● **Goal**
Scan the material below for the string "十年禁渔", and copy every line where it shows up.

● **Provided records**
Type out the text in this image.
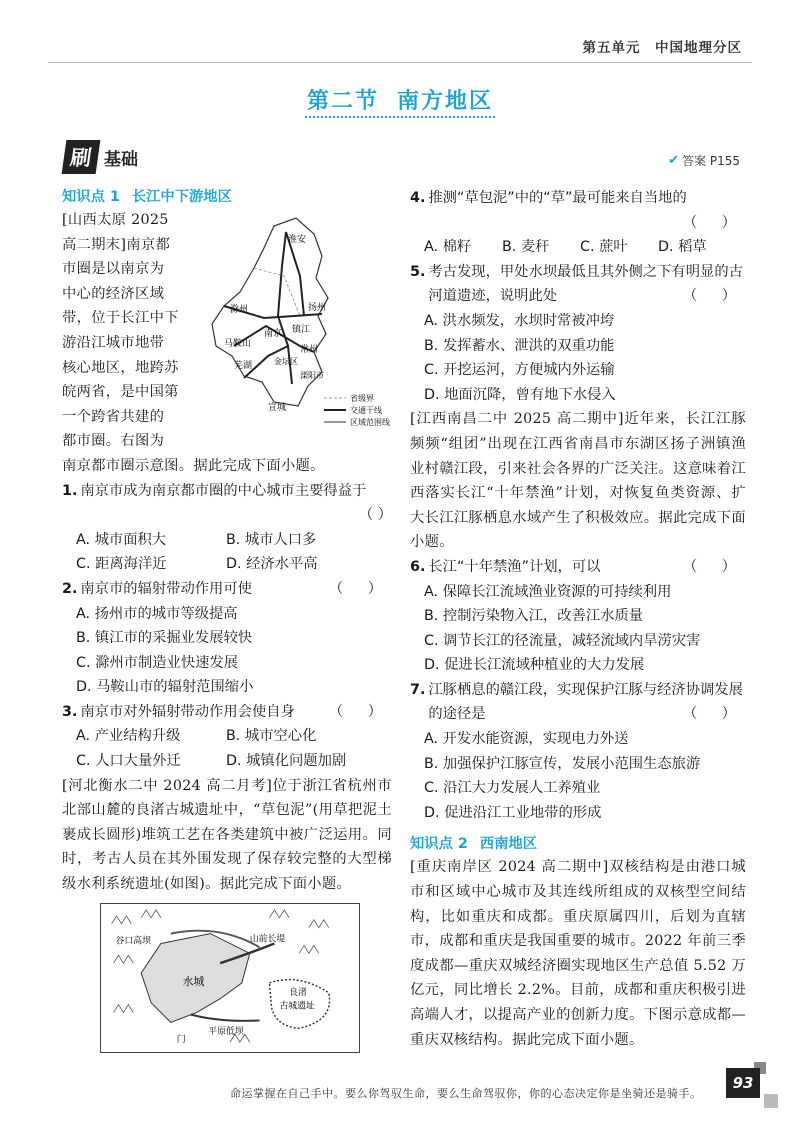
第五单元　中国地理分区
第二节 南方地区
刷 基础	✔ 答案 P155
知识点 1 长江中下游地区
[山西太原 2025
高二期末]南京都
市圈是以南京为
中心的经济区域
带，位于长江中下
游沿江城市地带
核心地区，地跨苏
皖两省，是中国第
一个跨省共建的
都市圈。右图为
淮安
滁州	扬州
马鞍山
南京 镇江
芜湖
常州
金坛区
溧阳市
宣城
省级界
交通干线
区域范围线
南京都市圈示意图。据此完成下面小题。
1. 南京市成为南京都市圈的中心城市主要得益于
（ ）
A. 城市面积大	B. 城市人口多
C. 距离海洋近	D. 经济水平高
2. 南京市的辐射带动作用可使	（ ）
A. 扬州市的城市等级提高
B. 镇江市的采掘业发展较快
C. 滁州市制造业快速发展
D. 马鞍山市的辐射范围缩小
3. 南京市对外辐射带动作用会使自身 （ ）
A. 产业结构升级	B. 城市空心化
C. 人口大量外迁	D. 城镇化问题加剧
[河北衡水二中 2024 高二月考]位于浙江省杭州市北部山麓的良渚古城遗址中，“草包泥”(用草把泥土裹成长圆形)堆筑工艺在各类建筑中被广泛运用。同时，考古人员在其外围发现了保存较完整的大型梯级水利系统遗址(如图)。据此完成下面小题。
谷口高坝	山前长堤
水城
良渚
古城遗址
平原低坝
门
4. 推测“草包泥”中的“草”最可能来自当地的
（ ）
A. 棉籽	B. 麦秆	C. 蔗叶	D. 稻草
5. 考古发现，甲处水坝最低且其外侧之下有明显的古河道遗迹，说明此处	（ ）
A. 洪水频发，水坝时常被冲垮
B. 发挥蓄水、泄洪的双重功能
C. 开挖运河，方便城内外运输
D. 地面沉降，曾有地下水侵入
[江西南昌二中 2025 高二期中]近年来，长江江豚频频“组团”出现在江西省南昌市东湖区扬子洲镇渔业村赣江段，引来社会各界的广泛关注。这意味着江西落实长江“十年禁渔”计划，对恢复鱼类资源、扩大长江江豚栖息水域产生了积极效应。据此完成下面小题。
6. 长江“十年禁渔”计划，可以	（ ）
A. 保障长江流域渔业资源的可持续利用
B. 控制污染物入江，改善江水质量
C. 调节长江的径流量，减轻流域内旱涝灾害
D. 促进长江流域种植业的大力发展
7. 江豚栖息的赣江段，实现保护江豚与经济协调发展的途径是	（ ）
A. 开发水能资源，实现电力外送
B. 加强保护江豚宣传，发展小范围生态旅游
C. 沿江大力发展人工养殖业
D. 促进沿江工业地带的形成
知识点 2 西南地区
[重庆南岸区 2024 高二期中]双核结构是由港口城市和区域中心城市及其连线所组成的双核型空间结构，比如重庆和成都。重庆原属四川，后划为直辖市，成都和重庆是我国重要的城市。2022 年前三季度成都—重庆双城经济圈实现地区生产总值 5.52 万亿元，同比增长 2.2%。目前，成都和重庆积极引进高端人才，以提高产业的创新力度。下图示意成都—重庆双核结构。据此完成下面小题。
命运掌握在自己手中。要么你驾驭生命，要么生命驾驭你，你的心态决定你是坐骑还是骑手。
93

● **Written response**
[江西南昌二中 2025 高二期中]近年来，长江江豚频频“组团”出现在江西省南昌市东湖区扬子洲镇渔业村赣江段，引来社会各界的广泛关注。这意味着江西落实长江“十年禁渔”计划，对恢复鱼类资源、扩大长江江豚栖息水域产生了积极效应。据此完成下面小题。
6. 长江“十年禁渔”计划，可以	（ ）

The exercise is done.